### Task details
Identify the lines bearing the string "document" and gather them.
[begin Material to process]
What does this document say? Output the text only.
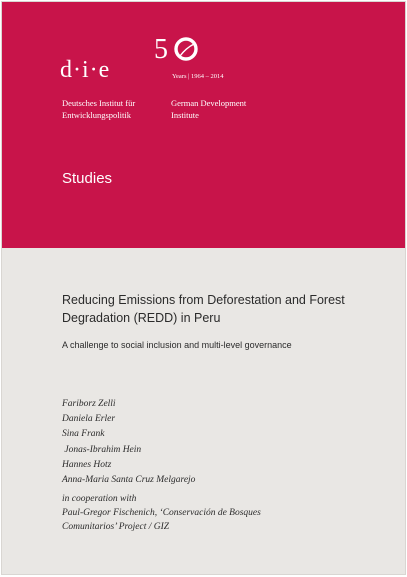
d·i·e
5
Years | 1964 – 2014
Deutsches Institut für
Entwicklungspolitik
German Development
Institute
Studies
Reducing Emissions from Deforestation and Forest Degradation (REDD) in Peru
A challenge to social inclusion and multi-level governance
Fariborz Zelli
Daniela Erler
Sina Frank
Jonas-Ibrahim Hein
Hannes Hotz
Anna-Maria Santa Cruz Melgarejo
in cooperation with
Paul-Gregor Fischenich, ‘Conservación de Bosques
Comunitarios’ Project / GIZ
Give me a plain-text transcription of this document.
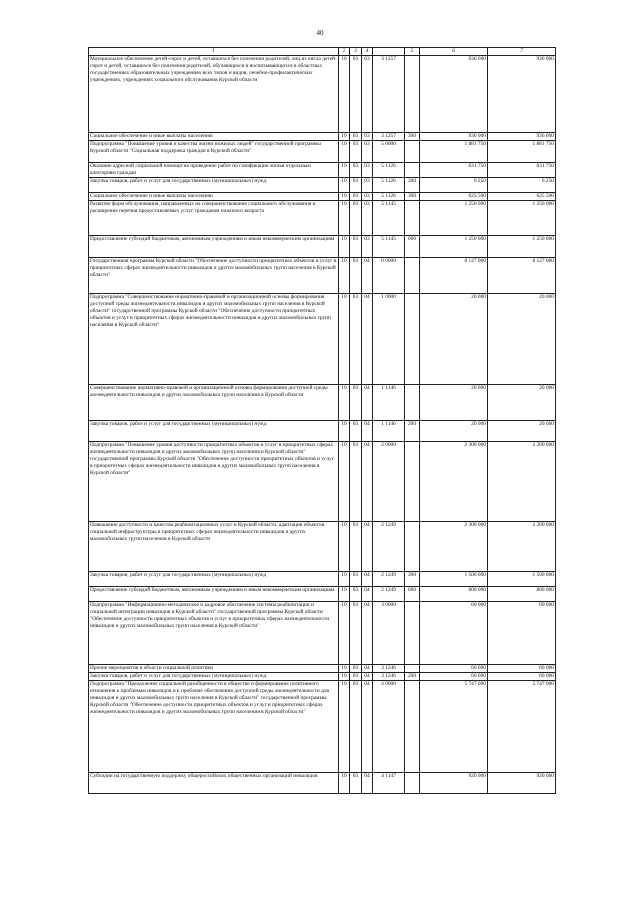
40
1	2	3	4		5	6	7
Материальное обеспечение детей-сирот и детей, оставшихся без попечения родителей, лиц из числа детей-сирот и детей, оставшихся без попечения родителей, обучающихся и воспитывающихся в областных государственных образовательных учреждениях всех типов и видов, лечебно-профилактических учреждениях, учреждениях социального обслуживания Курской области	10	03	03	3 1257		936 000	936 000
Социальное обеспечение и иные выплаты населению	10	03	03	3 1257	300	936 000	936 000
Подпрограмма "Повышение уровня и качества жизни пожилых людей" государственной программы Курской области "Социальная поддержка граждан в Курской области"	10	03	03	5 0000		1 881 750	1 881 750
Оказание адресной социальной помощи на проведение работ по газификации жилья отдельным категориям граждан	10	03	03	5 1126		631 750	631 750
Закупка товаров, работ и услуг для государственных (муниципальных) нужд	10	03	03	5 1126	200	6 250	6 250
Социальное обеспечение и иные выплаты населению	10	03	03	5 1126	300	625 500	625 500
Развитие форм обслуживания, направленных на совершенствование социального обслуживания и расширение перечня предоставляемых услуг гражданам пожилого возраста	10	03	03	5 1145		1 250 000	1 250 000
Предоставление субсидий бюджетным, автономным учреждениям и иным некоммерческим организациям	10	03	03	5 1145	600	1 250 000	1 250 000
Государственная программа Курской области "Обеспечение доступности приоритетных объектов и услуг в приоритетных сферах жизнедеятельности инвалидов и других маломобильных групп населения в Курской области"	10	03	04	0 0000		8 127 000	8 127 000
Подпрограмма "Совершенствование нормативно-правовой и организационной основы формирования доступной среды жизнедеятельности инвалидов и других маломобильных групп населения в Курской области" государственной программы Курской области "Обеспечение доступности приоритетных объектов и услуг в приоритетных сферах жизнедеятельности инвалидов и других маломобильных групп населения в Курской области"	10	03	04	1 0000		20 000	20 000
Совершенствование нормативно-правовой и организационной основы формирования доступной среды жизнедеятельности инвалидов и других маломобильных групп населения в Курской области	10	03	04	1 1146		20 000	20 000
Закупка товаров, работ и услуг для государственных (муниципальных) нужд	10	03	04	1 1146	200	20 000	20 000
Подпрограмма "Повышение уровня доступности приоритетных объектов и услуг в приоритетных сферах жизнедеятельности инвалидов и других маломобильных групп населения в Курской области" государственной программы Курской области "Обеспечение доступности приоритетных объектов и услуг в приоритетных сферах жизнедеятельности инвалидов и других маломобильных групп населения в Курской области"	10	03	04	2 0000		2 300 000	2 300 000
Повышение доступности и качества реабилитационных услуг в Курской области, адаптация объектов социальной инфраструктуры в приоритетных сферах жизнедеятельности инвалидов и других маломобильных групп населения в Курской области	10	03	04	2 1249		2 300 000	2 300 000
Закупка товаров, работ и услуг для государственных (муниципальных) нужд	10	03	04	2 1249	200	1 500 000	1 500 000
Предоставление субсидий бюджетным, автономным учреждениям и иным некоммерческим организациям	10	03	04	2 1249	600	800 000	800 000
Подпрограмма "Информационно-методическое и кадровое обеспечение системы реабилитации и социальной интеграции инвалидов в Курской области" государственной программы Курской области "Обеспечение доступности приоритетных объектов и услуг в приоритетных сферах жизнедеятельности инвалидов и других маломобильных групп населения в Курской области"	10	03	04	3 0000		60 000	60 000
Прочие мероприятия в области социальной политики	10	03	04	3 1246		60 000	60 000
Закупка товаров, работ и услуг для государственных (муниципальных) нужд	10	03	04	3 1246	200	60 000	60 000
Подпрограмма "Преодоление социальной разобщенности в обществе и формирование позитивного отношения к проблемам инвалидов и к проблеме обеспечения доступной среды жизнедеятельности для инвалидов и других маломобильных групп населения в Курской области" государственной программы Курской области "Обеспечение доступности приоритетных объектов и услуг в приоритетных сферах жизнедеятельности инвалидов и других маломобильных групп населения в Курской области"	10	03	04	4 0000		5 747 000	5 747 000
Субсидии на государственную поддержку общероссийских общественных организаций инвалидов	10	03	04	4 1147		920 000	920 000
[end Material to process]
### Solution to this task
What does this document say? Output the text only.
Give me a plain-text transcription of this document.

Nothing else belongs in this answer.